- **THE TASK**:
Write only the number of lines holding the string "annotation".

——————

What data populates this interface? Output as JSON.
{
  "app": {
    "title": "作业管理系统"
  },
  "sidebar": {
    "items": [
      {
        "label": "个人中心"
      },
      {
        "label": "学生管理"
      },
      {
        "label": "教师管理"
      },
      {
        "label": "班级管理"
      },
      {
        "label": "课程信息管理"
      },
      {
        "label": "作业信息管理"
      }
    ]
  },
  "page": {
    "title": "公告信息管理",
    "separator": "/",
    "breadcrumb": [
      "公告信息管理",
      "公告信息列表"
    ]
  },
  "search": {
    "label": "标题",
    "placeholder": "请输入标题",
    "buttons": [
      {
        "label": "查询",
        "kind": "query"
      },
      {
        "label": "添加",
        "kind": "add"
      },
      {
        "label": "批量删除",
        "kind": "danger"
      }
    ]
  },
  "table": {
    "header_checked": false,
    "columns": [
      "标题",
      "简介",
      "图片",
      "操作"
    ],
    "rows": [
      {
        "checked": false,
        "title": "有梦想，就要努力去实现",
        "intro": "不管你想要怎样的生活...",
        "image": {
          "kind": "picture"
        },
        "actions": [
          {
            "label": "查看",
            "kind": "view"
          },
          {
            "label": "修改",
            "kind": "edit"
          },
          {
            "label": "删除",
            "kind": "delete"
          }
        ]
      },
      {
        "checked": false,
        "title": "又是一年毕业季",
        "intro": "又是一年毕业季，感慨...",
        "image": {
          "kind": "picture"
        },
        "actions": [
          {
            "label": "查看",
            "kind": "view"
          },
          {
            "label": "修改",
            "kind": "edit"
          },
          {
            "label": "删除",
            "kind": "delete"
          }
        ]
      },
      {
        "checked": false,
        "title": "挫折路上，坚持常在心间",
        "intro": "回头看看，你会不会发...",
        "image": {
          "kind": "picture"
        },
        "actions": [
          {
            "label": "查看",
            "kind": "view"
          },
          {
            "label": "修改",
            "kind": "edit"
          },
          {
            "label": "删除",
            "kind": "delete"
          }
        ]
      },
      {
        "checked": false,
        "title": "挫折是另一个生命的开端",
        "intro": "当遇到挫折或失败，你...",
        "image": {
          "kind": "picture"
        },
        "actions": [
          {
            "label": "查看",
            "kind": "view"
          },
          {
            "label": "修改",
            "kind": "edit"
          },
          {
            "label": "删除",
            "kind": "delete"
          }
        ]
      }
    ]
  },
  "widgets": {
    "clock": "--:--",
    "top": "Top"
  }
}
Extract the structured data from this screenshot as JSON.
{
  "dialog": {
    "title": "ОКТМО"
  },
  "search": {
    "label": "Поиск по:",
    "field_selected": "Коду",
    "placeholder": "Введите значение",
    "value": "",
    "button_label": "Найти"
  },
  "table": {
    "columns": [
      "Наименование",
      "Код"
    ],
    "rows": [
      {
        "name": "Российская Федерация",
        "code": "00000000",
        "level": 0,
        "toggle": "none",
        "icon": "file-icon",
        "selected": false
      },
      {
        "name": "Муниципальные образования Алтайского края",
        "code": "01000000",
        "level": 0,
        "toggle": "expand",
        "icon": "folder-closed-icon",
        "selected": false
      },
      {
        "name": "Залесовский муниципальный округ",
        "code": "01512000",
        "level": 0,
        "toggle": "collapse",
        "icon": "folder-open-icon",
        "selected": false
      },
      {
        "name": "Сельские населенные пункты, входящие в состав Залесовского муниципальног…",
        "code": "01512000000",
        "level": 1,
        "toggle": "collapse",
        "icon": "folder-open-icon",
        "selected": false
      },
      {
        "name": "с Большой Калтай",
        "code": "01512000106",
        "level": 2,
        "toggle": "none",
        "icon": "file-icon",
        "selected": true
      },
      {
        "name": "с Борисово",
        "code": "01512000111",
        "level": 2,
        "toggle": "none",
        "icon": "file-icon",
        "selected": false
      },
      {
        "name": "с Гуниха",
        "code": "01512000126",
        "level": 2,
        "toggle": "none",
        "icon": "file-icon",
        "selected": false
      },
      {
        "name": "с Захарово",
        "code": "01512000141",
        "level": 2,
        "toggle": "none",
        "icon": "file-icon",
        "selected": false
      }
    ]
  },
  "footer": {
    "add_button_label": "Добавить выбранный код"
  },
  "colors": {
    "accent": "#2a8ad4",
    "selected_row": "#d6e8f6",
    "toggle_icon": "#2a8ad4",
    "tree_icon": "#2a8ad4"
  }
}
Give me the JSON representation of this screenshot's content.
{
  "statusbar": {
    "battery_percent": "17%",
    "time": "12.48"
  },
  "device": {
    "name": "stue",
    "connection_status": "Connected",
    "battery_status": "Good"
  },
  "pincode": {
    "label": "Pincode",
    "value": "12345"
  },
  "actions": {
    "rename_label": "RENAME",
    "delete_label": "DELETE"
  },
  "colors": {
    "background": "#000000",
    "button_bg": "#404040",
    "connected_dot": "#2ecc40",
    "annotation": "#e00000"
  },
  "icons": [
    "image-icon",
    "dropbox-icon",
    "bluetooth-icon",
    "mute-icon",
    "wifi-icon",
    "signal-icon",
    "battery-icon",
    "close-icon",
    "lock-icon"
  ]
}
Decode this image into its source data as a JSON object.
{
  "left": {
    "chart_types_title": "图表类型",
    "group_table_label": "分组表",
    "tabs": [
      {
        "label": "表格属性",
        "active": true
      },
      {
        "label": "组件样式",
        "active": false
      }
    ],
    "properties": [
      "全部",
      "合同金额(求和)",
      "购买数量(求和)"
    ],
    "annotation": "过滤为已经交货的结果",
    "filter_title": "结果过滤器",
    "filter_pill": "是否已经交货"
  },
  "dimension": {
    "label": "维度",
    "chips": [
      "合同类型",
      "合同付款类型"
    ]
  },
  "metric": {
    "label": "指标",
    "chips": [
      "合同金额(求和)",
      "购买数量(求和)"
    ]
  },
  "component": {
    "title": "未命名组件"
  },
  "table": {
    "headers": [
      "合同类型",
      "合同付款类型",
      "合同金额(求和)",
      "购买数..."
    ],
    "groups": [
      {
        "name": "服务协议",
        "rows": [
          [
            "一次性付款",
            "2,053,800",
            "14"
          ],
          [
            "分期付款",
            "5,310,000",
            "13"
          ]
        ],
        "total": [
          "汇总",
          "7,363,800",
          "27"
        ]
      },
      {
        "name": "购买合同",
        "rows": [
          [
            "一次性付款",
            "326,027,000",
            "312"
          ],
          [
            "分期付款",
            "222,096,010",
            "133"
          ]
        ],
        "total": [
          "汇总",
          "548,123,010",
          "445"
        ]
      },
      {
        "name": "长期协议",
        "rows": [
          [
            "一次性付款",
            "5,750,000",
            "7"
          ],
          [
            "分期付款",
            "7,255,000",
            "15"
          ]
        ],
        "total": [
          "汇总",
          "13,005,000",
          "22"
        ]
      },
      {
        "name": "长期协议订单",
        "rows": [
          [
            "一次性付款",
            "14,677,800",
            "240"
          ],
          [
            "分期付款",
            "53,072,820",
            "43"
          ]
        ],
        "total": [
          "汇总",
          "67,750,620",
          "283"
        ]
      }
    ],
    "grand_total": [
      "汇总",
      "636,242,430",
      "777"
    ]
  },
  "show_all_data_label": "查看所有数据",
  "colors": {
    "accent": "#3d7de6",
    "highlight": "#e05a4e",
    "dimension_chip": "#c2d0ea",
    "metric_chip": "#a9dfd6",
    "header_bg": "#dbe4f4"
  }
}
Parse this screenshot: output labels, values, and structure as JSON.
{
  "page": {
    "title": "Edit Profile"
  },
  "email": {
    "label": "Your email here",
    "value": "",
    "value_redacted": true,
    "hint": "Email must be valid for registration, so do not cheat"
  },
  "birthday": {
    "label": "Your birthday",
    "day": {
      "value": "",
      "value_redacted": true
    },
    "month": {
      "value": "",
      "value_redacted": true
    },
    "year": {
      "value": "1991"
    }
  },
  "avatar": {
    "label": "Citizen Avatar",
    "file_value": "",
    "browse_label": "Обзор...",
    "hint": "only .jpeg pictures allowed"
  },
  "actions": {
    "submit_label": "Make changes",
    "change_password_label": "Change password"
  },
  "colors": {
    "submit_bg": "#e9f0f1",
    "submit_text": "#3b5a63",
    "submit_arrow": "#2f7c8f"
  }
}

——————

- **RESPONSE TO THE TASK**:
2